Exercise aim: Read through the records below and copy each line that uses the word "Правила".
* begin *
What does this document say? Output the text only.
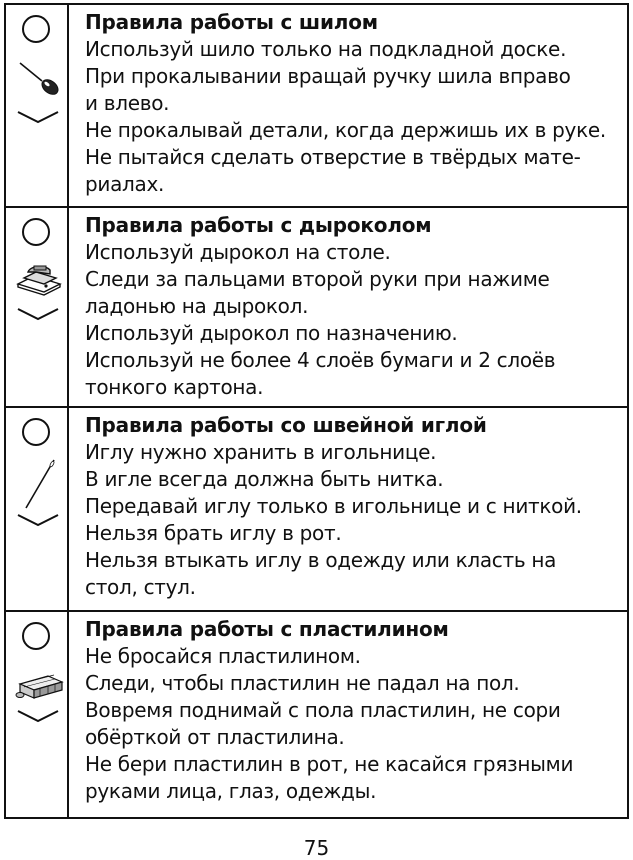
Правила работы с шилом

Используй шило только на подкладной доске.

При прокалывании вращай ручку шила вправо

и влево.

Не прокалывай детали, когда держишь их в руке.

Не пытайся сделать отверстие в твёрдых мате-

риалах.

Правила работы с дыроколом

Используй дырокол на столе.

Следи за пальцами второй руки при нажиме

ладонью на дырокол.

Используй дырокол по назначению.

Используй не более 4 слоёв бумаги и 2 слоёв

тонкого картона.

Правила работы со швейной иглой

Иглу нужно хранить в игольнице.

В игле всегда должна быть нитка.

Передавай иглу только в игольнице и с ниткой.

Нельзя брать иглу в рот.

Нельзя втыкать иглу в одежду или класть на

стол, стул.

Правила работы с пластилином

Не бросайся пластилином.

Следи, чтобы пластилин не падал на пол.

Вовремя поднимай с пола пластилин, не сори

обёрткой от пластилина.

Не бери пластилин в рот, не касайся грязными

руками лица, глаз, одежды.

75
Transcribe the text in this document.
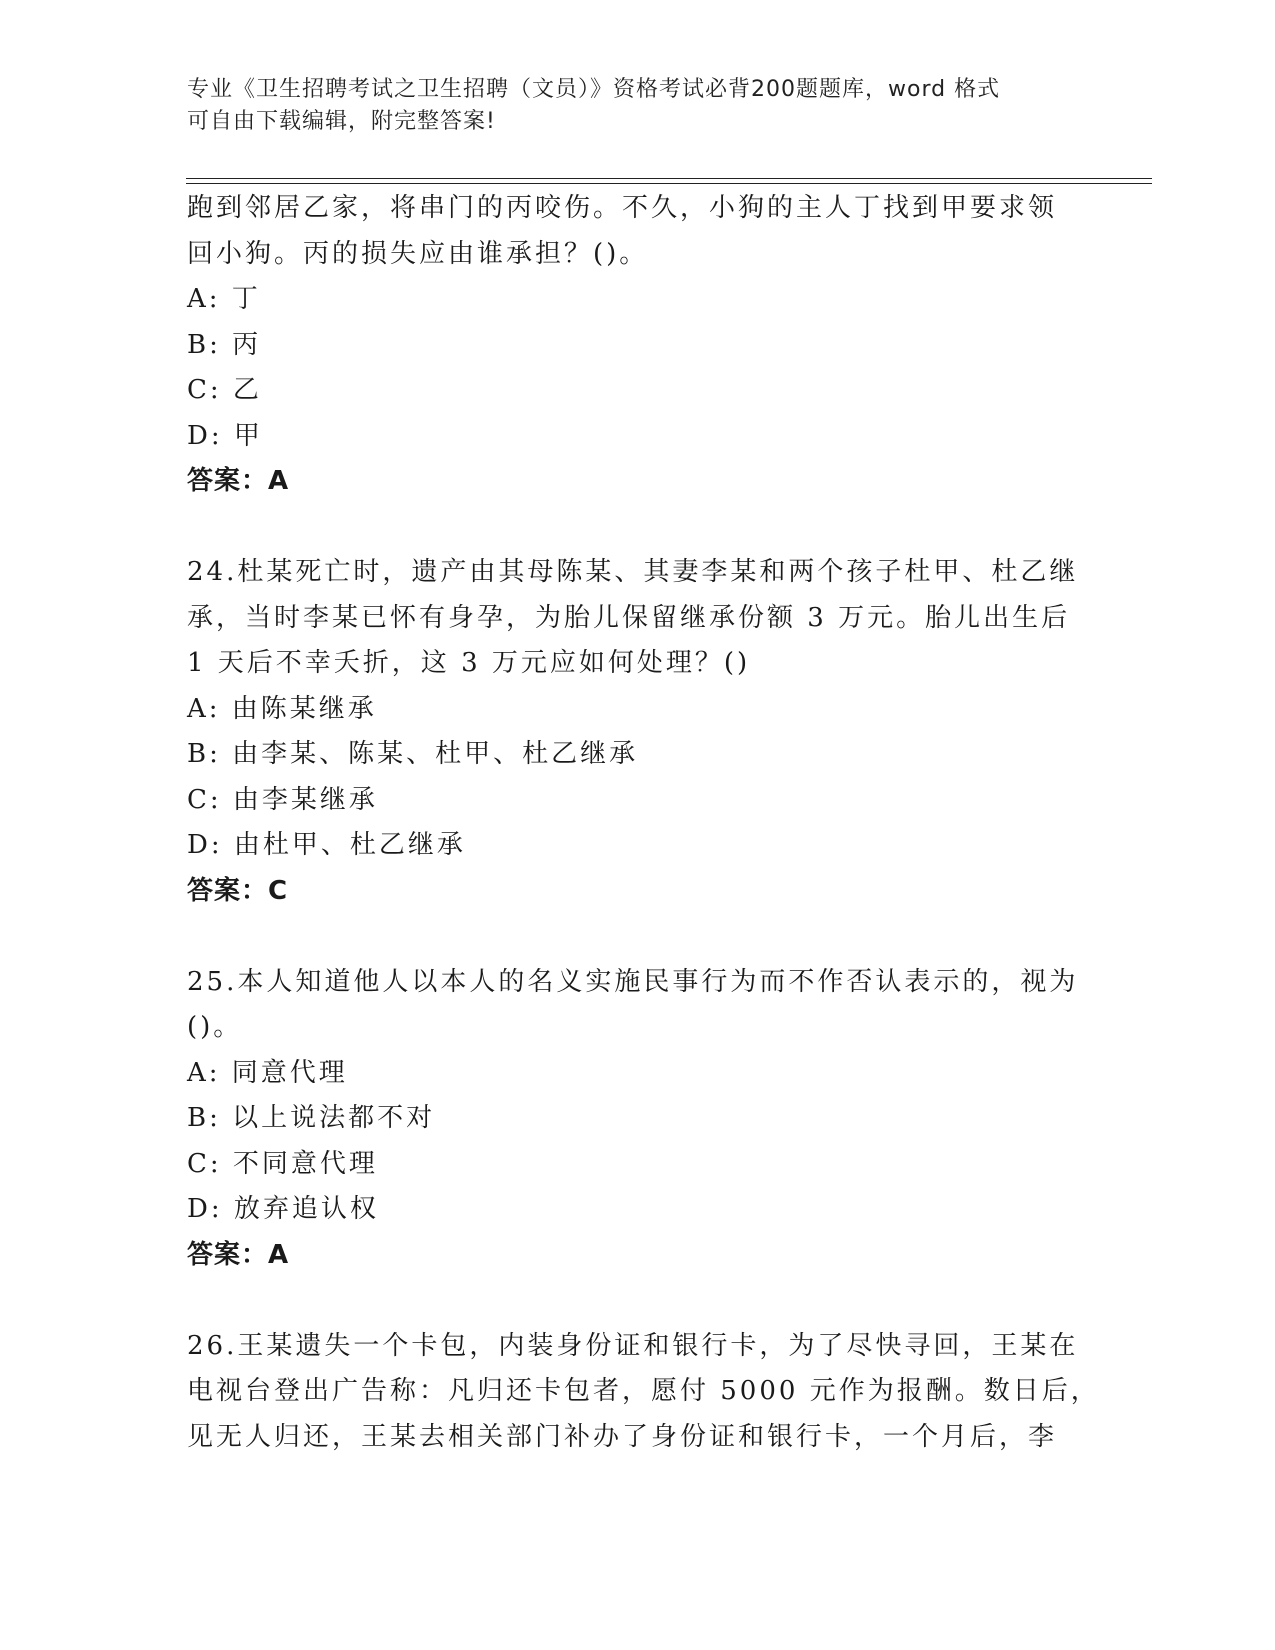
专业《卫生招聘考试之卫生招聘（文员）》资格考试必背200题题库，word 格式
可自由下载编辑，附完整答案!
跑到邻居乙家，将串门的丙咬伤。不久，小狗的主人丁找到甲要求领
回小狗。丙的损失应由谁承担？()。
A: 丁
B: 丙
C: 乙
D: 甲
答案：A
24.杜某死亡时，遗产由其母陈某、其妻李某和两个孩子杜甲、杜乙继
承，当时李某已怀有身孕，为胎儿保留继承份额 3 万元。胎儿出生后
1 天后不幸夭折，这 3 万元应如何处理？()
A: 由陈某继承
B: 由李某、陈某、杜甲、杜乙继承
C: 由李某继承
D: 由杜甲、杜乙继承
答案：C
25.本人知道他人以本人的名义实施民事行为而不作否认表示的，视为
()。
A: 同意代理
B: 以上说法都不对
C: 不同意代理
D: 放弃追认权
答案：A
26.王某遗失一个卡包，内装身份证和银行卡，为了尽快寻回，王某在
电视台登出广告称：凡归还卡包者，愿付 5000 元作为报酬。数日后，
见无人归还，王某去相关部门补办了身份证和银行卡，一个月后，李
* end *
Task answer:
Правила работы с шилом
Правила работы с дыроколом
Правила работы со швейной иглой
Правила работы с пластилином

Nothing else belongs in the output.